(Stored entries)

—————

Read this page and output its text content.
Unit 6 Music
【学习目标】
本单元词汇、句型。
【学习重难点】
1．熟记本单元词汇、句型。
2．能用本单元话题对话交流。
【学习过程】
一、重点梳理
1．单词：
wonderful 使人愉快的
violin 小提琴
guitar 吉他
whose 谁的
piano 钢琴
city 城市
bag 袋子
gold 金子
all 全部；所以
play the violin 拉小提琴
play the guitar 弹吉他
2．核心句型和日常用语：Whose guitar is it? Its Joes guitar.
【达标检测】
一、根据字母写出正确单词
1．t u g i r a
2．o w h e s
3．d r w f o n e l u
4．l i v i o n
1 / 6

—————

• [DIRECTIVE]: Write the material out again word for word.

• [REPLY]:
Read this page and output its text content.
Unit 6 Music
【学习目标】
本单元词汇、句型。
【学习重难点】
1．熟记本单元词汇、句型。
2．能用本单元话题对话交流。
【学习过程】
一、重点梳理
1．单词：
wonderful 使人愉快的
violin 小提琴
guitar 吉他
whose 谁的
piano 钢琴
city 城市
bag 袋子
gold 金子
all 全部；所以
play the violin 拉小提琴
play the guitar 弹吉他
2．核心句型和日常用语：Whose guitar is it? Its Joes guitar.
【达标检测】
一、根据字母写出正确单词
1．t u g i r a
2．o w h e s
3．d r w f o n e l u
4．l i v i o n
1 / 6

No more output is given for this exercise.